> _Exercise prompt_:
How many lines of the data include the string "Entry"? State the number and nothing else.

***** Materials provided *****

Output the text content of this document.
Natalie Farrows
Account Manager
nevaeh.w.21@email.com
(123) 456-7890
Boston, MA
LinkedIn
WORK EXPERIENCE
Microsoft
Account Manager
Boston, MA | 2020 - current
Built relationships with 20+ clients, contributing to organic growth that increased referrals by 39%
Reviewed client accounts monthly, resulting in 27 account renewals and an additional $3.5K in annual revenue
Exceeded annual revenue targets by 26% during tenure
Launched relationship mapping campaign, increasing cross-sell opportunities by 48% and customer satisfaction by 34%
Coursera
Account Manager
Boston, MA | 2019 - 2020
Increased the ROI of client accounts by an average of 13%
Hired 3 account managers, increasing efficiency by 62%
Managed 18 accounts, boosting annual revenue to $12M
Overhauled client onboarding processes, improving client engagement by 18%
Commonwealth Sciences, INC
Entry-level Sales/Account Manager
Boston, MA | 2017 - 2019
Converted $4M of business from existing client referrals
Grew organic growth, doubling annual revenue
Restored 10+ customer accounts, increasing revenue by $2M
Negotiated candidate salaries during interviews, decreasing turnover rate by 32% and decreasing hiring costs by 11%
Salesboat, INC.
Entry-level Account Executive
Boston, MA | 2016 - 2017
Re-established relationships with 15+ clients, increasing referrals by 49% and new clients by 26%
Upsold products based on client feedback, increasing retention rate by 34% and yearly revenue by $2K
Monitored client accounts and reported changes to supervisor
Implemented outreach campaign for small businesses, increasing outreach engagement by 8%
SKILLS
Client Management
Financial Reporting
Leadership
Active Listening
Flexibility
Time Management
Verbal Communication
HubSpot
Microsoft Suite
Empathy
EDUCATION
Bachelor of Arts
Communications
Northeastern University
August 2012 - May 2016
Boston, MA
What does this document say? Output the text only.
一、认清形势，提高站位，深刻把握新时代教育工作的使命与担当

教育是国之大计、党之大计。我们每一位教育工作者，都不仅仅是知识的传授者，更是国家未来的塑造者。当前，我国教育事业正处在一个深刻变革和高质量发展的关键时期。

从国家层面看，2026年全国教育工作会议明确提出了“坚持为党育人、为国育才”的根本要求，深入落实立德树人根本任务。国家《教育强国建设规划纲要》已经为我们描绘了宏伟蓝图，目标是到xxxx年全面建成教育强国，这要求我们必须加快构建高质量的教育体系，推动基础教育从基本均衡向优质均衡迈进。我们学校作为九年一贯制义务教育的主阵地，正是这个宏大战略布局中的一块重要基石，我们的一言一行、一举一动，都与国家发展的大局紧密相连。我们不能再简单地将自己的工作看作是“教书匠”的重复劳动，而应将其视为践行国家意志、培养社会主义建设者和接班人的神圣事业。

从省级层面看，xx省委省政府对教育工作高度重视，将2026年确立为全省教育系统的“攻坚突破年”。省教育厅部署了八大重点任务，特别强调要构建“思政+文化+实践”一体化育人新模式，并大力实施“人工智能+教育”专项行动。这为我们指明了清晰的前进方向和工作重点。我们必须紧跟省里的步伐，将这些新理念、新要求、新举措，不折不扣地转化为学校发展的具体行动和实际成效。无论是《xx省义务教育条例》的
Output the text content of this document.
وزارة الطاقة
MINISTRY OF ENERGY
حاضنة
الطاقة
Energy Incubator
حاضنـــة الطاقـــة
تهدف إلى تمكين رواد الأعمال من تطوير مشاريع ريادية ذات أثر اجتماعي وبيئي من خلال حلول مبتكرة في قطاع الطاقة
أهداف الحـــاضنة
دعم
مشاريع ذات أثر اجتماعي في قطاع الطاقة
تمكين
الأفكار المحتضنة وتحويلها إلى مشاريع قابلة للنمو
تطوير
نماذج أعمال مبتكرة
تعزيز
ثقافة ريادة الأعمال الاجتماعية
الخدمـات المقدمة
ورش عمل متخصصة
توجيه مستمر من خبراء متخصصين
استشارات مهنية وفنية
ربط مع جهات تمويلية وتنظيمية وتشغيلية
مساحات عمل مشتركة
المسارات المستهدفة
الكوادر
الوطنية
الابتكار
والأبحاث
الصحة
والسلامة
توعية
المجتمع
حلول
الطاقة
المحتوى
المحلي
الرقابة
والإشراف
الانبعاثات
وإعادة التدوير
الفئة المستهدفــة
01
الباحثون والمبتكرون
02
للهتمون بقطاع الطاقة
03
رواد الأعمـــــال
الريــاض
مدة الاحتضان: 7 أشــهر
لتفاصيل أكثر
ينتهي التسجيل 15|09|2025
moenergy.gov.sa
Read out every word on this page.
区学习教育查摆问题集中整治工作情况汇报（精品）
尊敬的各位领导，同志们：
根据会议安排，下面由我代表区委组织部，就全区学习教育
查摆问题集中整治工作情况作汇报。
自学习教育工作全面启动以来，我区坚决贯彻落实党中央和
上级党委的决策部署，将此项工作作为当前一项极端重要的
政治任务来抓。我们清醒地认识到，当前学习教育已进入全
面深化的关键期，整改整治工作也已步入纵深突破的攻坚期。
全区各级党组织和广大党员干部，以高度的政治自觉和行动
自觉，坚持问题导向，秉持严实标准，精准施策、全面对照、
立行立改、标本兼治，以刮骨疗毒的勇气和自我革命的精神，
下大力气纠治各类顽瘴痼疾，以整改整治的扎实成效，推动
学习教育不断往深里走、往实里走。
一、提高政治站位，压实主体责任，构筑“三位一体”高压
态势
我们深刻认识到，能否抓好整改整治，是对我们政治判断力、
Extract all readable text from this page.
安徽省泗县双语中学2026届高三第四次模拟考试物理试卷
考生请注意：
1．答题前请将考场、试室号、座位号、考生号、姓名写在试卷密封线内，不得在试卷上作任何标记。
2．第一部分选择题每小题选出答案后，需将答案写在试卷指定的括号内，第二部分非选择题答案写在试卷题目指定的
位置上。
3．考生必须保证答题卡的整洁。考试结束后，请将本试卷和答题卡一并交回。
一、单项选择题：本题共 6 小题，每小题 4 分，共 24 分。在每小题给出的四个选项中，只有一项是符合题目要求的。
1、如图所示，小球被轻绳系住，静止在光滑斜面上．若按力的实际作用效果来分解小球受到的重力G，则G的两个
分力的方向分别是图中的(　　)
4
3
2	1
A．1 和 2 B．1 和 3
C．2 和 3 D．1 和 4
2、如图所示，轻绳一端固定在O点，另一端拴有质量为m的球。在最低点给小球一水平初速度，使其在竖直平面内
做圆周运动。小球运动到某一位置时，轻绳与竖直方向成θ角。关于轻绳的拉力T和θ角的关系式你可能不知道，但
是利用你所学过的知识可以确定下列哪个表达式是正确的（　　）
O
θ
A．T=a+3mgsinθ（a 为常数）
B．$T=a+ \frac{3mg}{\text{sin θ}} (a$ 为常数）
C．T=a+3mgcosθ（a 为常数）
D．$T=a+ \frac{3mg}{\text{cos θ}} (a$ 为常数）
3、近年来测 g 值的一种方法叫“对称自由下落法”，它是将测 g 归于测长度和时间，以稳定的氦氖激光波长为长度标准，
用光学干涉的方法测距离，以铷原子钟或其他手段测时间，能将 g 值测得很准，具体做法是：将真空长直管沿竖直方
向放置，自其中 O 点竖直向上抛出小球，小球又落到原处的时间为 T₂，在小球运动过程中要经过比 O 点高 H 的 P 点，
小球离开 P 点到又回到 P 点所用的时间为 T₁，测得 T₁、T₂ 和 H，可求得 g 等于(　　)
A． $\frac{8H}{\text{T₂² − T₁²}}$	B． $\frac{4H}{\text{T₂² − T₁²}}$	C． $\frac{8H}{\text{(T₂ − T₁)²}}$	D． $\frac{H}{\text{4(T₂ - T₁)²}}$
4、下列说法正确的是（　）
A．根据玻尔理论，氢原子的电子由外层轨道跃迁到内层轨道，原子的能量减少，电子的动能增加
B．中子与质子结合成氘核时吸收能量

*****

> _Response for this exercise_:
2